- Written exercise
Search the data for the string "shirt" and extract every line where it appears.

[Stored records]
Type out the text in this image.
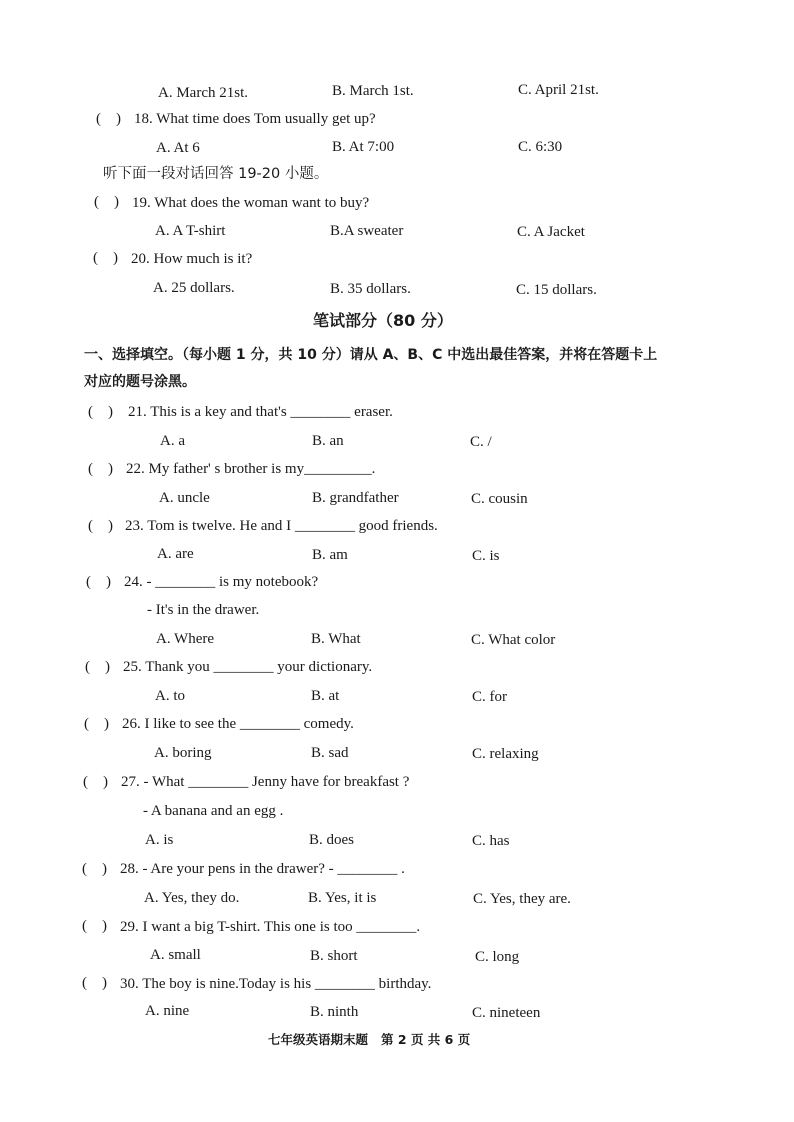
A. March 21st.	B. March 1st.	C. April 21st.
(    ) 18. What time does Tom usually get up?
A. At 6	B. At 7:00	C. 6:30
听下面一段对话回答 19-20 小题。
(    ) 19. What does the woman want to buy?
A. A T-shirt	B.A sweater	C. A Jacket
(    ) 20. How much is it?
A. 25 dollars.	B. 35 dollars.	C. 15 dollars.
笔试部分（80 分）
一、选择填空。（每小题 1 分，共 10 分）请从 A、B、C 中选出最佳答案，并将在答题卡上
对应的题号涂黑。
(    ) 21. This is a key and that's ________ eraser.
A. a	B. an	C. /
(    ) 22. My father' s brother is my_________.
A. uncle	B. grandfather	C. cousin
(    ) 23. Tom is twelve. He and I ________ good friends.
A. are	B. am	C. is
(    ) 24. - ________ is my notebook?
- It's in the drawer.
A. Where	B. What	C. What color
(    ) 25. Thank you ________ your dictionary.
A. to	B. at	C. for
(    ) 26. I like to see the ________ comedy.
A. boring	B. sad	C. relaxing
(    ) 27. - What ________ Jenny have for breakfast ?
- A banana and an egg .
A. is	B. does	C. has
(    ) 28. - Are your pens in the drawer? - ________ .
A. Yes, they do.	B. Yes, it is	C. Yes, they are.
(    ) 29. I want a big T-shirt. This one is too ________.
A. small	B. short	C. long
(    ) 30. The boy is nine.Today is his ________ birthday.
A. nine	B. ninth	C. nineteen
七年级英语期末题   第 2 页 共 6 页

- Solution to this exercise
A. A T-shirt	B.A sweater	C. A Jacket
(    ) 29. I want a big T-shirt. This one is too ________.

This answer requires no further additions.